● Document excerpt
ViewPager controls often take up the entire screen, but this need not be the case. For this example, we will display five different layout “pages”, thus we call our ViewPager control by a unique identifier labeled myfivepanelpager.


Step 3: Create Page Layout Resources

Next, you’ll want to create a set of resources that will make up the “pages” or “panes” for horizontal swiping. You can use the same layout resource file for each page and add different content, or you can load completely different layout resources for the individual pages. For this example, we created five separate layout resource files, called farleft.xml, left.xml, middle.xml, right.xml, and farright.xml. Each layout resource has different contents to display. The contents of each layout resource are up to you. You can use static or dynamic controls. To keep this example simple, we’ll stick with static controls like TextView and ImageView controls. For the far left and far right pages, we’ll include some Button controls.

This image shows the five different layout resource file results:

Five different layout screens to page between

There is nothing special about the implementation of these layout files. Don’t forget to implement any Button onClick handlers in your Activity class. These layout resources will be loaded by the PagerAdapter at runtime for display on the screen. For implementation details, see the source code that accompanies this project.

● Work task 1
In the ViewPager tutorial excerpt, what identifier is given to the ViewPager control?
● Work task 2
Write out a passage of the ViewPager tutorial excerpt word for word. Begin at the words "ViewPager controls often" and stop after "identifier labeled myfivepanelpager.".
● Work task 3
Summarize the ViewPager tutorial excerpt in two sentences.

● Source information
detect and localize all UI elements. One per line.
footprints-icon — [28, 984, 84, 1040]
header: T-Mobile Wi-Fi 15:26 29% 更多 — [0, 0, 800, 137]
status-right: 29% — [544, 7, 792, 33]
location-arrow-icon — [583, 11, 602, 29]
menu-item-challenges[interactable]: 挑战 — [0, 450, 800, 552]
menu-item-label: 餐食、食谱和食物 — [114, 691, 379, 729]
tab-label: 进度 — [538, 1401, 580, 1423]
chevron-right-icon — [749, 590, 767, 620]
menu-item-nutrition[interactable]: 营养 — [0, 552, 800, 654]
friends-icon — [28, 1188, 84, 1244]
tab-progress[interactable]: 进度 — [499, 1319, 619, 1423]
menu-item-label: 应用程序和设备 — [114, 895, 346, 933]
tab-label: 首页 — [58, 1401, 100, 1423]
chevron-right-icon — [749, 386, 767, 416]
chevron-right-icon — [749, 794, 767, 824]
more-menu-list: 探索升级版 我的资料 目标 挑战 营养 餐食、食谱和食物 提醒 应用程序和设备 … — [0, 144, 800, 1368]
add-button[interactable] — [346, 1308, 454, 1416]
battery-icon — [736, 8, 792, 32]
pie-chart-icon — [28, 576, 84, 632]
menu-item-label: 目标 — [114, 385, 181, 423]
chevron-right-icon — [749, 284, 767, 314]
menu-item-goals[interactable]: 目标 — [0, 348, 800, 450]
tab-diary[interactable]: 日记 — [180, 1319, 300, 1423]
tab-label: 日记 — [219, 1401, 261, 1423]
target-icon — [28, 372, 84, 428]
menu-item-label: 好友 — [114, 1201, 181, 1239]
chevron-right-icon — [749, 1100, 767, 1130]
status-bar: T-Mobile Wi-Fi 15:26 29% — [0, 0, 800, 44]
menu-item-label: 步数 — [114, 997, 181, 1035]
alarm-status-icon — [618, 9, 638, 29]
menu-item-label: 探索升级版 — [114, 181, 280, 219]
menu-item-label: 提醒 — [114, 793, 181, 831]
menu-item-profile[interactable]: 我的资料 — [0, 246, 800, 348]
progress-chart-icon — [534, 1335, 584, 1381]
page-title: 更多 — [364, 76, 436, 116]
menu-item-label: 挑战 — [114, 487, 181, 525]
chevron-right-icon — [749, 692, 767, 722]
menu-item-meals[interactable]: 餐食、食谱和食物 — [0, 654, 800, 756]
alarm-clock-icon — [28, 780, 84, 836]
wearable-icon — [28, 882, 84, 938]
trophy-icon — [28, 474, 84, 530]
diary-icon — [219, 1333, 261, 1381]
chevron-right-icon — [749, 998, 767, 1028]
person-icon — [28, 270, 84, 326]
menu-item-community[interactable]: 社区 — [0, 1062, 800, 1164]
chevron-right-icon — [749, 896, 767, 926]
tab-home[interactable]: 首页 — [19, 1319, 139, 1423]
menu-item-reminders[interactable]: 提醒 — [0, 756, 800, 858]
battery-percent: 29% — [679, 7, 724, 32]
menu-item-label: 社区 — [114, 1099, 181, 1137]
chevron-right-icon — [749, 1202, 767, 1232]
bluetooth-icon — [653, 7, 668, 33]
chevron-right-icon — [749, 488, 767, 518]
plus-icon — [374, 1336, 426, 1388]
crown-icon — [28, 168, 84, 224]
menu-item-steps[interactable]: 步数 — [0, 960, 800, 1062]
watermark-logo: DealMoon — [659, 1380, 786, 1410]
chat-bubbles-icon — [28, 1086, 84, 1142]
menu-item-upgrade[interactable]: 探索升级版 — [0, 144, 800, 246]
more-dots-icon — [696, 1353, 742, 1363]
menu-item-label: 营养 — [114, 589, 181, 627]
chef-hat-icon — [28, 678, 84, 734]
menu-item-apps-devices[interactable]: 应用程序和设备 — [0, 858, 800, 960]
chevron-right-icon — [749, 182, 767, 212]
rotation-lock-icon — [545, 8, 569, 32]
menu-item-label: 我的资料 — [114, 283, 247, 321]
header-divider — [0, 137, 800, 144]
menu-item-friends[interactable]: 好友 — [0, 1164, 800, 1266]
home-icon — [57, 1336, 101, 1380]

● Written reply 1
myfivepanelpager

● Written reply 2
ViewPager controls often take up the entire screen, but this need not be the case. For this example, we will display five different layout “pages”, thus we call our ViewPager control by a unique identifier labeled myfivepanelpager.

● Written reply 3
The example creates five separate layout resource files, farleft.xml, left.xml, middle.xml, right.xml, and farright.xml, as pages for horizontal swiping. These files use static controls such as TextView and ImageView, with Button controls on the far left and far right pages, and the PagerAdapter loads them at runtime.